▶ _THE PROBLEM_
Transcribe all of the records precisely as they are presented.

(Dataset entries)
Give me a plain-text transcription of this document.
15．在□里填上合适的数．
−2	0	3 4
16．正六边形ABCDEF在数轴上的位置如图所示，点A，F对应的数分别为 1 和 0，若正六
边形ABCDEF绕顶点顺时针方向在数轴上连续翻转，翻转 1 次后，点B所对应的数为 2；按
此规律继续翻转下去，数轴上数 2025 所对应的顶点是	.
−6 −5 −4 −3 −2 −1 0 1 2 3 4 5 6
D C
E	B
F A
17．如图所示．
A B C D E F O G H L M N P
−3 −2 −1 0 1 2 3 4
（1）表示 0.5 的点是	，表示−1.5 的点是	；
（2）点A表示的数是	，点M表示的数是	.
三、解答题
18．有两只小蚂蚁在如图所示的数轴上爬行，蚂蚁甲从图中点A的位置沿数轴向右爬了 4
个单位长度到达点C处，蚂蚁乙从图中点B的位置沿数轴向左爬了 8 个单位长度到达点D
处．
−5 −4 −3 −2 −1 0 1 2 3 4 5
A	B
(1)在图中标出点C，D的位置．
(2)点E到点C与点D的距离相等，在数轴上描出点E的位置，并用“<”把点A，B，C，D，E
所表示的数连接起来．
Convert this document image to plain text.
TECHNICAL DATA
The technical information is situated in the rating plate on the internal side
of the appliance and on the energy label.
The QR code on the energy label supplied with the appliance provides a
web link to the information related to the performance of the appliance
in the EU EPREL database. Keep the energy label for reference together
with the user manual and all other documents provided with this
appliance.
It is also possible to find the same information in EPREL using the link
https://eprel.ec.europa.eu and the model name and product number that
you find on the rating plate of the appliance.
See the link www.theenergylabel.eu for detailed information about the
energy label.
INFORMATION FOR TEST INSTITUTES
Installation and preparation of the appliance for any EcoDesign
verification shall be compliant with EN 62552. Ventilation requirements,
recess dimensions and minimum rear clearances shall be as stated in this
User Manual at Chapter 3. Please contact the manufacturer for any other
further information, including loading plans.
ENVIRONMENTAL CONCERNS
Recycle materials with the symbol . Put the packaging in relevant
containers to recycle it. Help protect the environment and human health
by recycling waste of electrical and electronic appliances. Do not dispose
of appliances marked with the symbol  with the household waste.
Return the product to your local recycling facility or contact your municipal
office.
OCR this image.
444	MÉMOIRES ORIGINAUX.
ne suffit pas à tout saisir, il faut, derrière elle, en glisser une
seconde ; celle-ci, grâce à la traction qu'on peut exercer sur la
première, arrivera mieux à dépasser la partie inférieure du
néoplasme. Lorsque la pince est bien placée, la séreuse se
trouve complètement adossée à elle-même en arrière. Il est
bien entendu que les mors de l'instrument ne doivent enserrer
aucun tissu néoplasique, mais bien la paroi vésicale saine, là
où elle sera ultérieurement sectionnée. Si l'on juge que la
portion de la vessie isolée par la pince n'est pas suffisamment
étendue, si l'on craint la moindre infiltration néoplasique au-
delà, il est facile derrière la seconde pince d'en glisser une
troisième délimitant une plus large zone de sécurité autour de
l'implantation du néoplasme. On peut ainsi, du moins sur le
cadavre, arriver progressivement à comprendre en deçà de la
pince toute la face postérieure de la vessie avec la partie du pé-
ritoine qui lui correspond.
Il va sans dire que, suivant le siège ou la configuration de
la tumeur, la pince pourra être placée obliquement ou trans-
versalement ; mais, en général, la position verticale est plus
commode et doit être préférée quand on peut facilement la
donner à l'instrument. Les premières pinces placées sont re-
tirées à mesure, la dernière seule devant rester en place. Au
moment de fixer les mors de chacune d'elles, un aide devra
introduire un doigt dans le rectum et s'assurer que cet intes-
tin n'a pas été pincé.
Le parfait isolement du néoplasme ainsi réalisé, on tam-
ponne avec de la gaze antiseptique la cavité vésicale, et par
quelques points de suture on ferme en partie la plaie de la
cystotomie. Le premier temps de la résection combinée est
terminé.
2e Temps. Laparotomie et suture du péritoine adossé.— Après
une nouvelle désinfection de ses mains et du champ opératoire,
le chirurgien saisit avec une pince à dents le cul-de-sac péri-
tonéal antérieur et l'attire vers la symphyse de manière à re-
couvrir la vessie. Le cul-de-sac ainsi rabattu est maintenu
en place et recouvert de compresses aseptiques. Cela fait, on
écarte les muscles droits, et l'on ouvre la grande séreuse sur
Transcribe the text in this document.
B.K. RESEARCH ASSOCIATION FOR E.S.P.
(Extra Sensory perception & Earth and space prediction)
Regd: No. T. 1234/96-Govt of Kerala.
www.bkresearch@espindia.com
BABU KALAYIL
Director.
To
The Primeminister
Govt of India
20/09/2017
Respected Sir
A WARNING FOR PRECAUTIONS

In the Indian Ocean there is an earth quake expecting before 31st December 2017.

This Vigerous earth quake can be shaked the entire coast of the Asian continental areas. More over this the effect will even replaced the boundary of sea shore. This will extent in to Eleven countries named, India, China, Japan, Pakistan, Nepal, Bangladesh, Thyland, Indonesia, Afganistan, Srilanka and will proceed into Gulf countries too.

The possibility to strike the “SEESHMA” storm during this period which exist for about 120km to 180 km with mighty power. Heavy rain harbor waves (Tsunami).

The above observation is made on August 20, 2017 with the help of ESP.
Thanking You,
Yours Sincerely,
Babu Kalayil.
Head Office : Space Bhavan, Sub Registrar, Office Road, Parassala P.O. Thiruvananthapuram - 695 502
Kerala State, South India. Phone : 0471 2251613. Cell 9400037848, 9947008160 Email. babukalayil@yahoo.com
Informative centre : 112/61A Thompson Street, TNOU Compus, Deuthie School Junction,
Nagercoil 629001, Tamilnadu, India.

▶ _ANSWER FOR THIS EXERCISE_
Give me a plain-text transcription of this document.
15．在□里填上合适的数．
−2	0	3 4
16．正六边形ABCDEF在数轴上的位置如图所示，点A，F对应的数分别为 1 和 0，若正六
边形ABCDEF绕顶点顺时针方向在数轴上连续翻转，翻转 1 次后，点B所对应的数为 2；按
此规律继续翻转下去，数轴上数 2025 所对应的顶点是	.
−6 −5 −4 −3 −2 −1 0 1 2 3 4 5 6
D C
E	B
F A
17．如图所示．
A B C D E F O G H L M N P
−3 −2 −1 0 1 2 3 4
（1）表示 0.5 的点是	，表示−1.5 的点是	；
（2）点A表示的数是	，点M表示的数是	.
三、解答题
18．有两只小蚂蚁在如图所示的数轴上爬行，蚂蚁甲从图中点A的位置沿数轴向右爬了 4
个单位长度到达点C处，蚂蚁乙从图中点B的位置沿数轴向左爬了 8 个单位长度到达点D
处．
−5 −4 −3 −2 −1 0 1 2 3 4 5
A	B
(1)在图中标出点C，D的位置．
(2)点E到点C与点D的距离相等，在数轴上描出点E的位置，并用“<”把点A，B，C，D，E
所表示的数连接起来．
Convert this document image to plain text.
TECHNICAL DATA
The technical information is situated in the rating plate on the internal side
of the appliance and on the energy label.
The QR code on the energy label supplied with the appliance provides a
web link to the information related to the performance of the appliance
in the EU EPREL database. Keep the energy label for reference together
with the user manual and all other documents provided with this
appliance.
It is also possible to find the same information in EPREL using the link
https://eprel.ec.europa.eu and the model name and product number that
you find on the rating plate of the appliance.
See the link www.theenergylabel.eu for detailed information about the
energy label.
INFORMATION FOR TEST INSTITUTES
Installation and preparation of the appliance for any EcoDesign
verification shall be compliant with EN 62552. Ventilation requirements,
recess dimensions and minimum rear clearances shall be as stated in this
User Manual at Chapter 3. Please contact the manufacturer for any other
further information, including loading plans.
ENVIRONMENTAL CONCERNS
Recycle materials with the symbol . Put the packaging in relevant
containers to recycle it. Help protect the environment and human health
by recycling waste of electrical and electronic appliances. Do not dispose
of appliances marked with the symbol  with the household waste.
Return the product to your local recycling facility or contact your municipal
office.
OCR this image.
444	MÉMOIRES ORIGINAUX.
ne suffit pas à tout saisir, il faut, derrière elle, en glisser une
seconde ; celle-ci, grâce à la traction qu'on peut exercer sur la
première, arrivera mieux à dépasser la partie inférieure du
néoplasme. Lorsque la pince est bien placée, la séreuse se
trouve complètement adossée à elle-même en arrière. Il est
bien entendu que les mors de l'instrument ne doivent enserrer
aucun tissu néoplasique, mais bien la paroi vésicale saine, là
où elle sera ultérieurement sectionnée. Si l'on juge que la
portion de la vessie isolée par la pince n'est pas suffisamment
étendue, si l'on craint la moindre infiltration néoplasique au-
delà, il est facile derrière la seconde pince d'en glisser une
troisième délimitant une plus large zone de sécurité autour de
l'implantation du néoplasme. On peut ainsi, du moins sur le
cadavre, arriver progressivement à comprendre en deçà de la
pince toute la face postérieure de la vessie avec la partie du pé-
ritoine qui lui correspond.
Il va sans dire que, suivant le siège ou la configuration de
la tumeur, la pince pourra être placée obliquement ou trans-
versalement ; mais, en général, la position verticale est plus
commode et doit être préférée quand on peut facilement la
donner à l'instrument. Les premières pinces placées sont re-
tirées à mesure, la dernière seule devant rester en place. Au
moment de fixer les mors de chacune d'elles, un aide devra
introduire un doigt dans le rectum et s'assurer que cet intes-
tin n'a pas été pincé.
Le parfait isolement du néoplasme ainsi réalisé, on tam-
ponne avec de la gaze antiseptique la cavité vésicale, et par
quelques points de suture on ferme en partie la plaie de la
cystotomie. Le premier temps de la résection combinée est
terminé.
2e Temps. Laparotomie et suture du péritoine adossé.— Après
une nouvelle désinfection de ses mains et du champ opératoire,
le chirurgien saisit avec une pince à dents le cul-de-sac péri-
tonéal antérieur et l'attire vers la symphyse de manière à re-
couvrir la vessie. Le cul-de-sac ainsi rabattu est maintenu
en place et recouvert de compresses aseptiques. Cela fait, on
écarte les muscles droits, et l'on ouvre la grande séreuse sur
Transcribe the text in this document.
B.K. RESEARCH ASSOCIATION FOR E.S.P.
(Extra Sensory perception & Earth and space prediction)
Regd: No. T. 1234/96-Govt of Kerala.
www.bkresearch@espindia.com
BABU KALAYIL
Director.
To
The Primeminister
Govt of India
20/09/2017
Respected Sir
A WARNING FOR PRECAUTIONS

In the Indian Ocean there is an earth quake expecting before 31st December 2017.

This Vigerous earth quake can be shaked the entire coast of the Asian continental areas. More over this the effect will even replaced the boundary of sea shore. This will extent in to Eleven countries named, India, China, Japan, Pakistan, Nepal, Bangladesh, Thyland, Indonesia, Afganistan, Srilanka and will proceed into Gulf countries too.

The possibility to strike the “SEESHMA” storm during this period which exist for about 120km to 180 km with mighty power. Heavy rain harbor waves (Tsunami).

The above observation is made on August 20, 2017 with the help of ESP.
Thanking You,
Yours Sincerely,
Babu Kalayil.
Head Office : Space Bhavan, Sub Registrar, Office Road, Parassala P.O. Thiruvananthapuram - 695 502
Kerala State, South India. Phone : 0471 2251613. Cell 9400037848, 9947008160 Email. babukalayil@yahoo.com
Informative centre : 112/61A Thompson Street, TNOU Compus, Deuthie School Junction,
Nagercoil 629001, Tamilnadu, India.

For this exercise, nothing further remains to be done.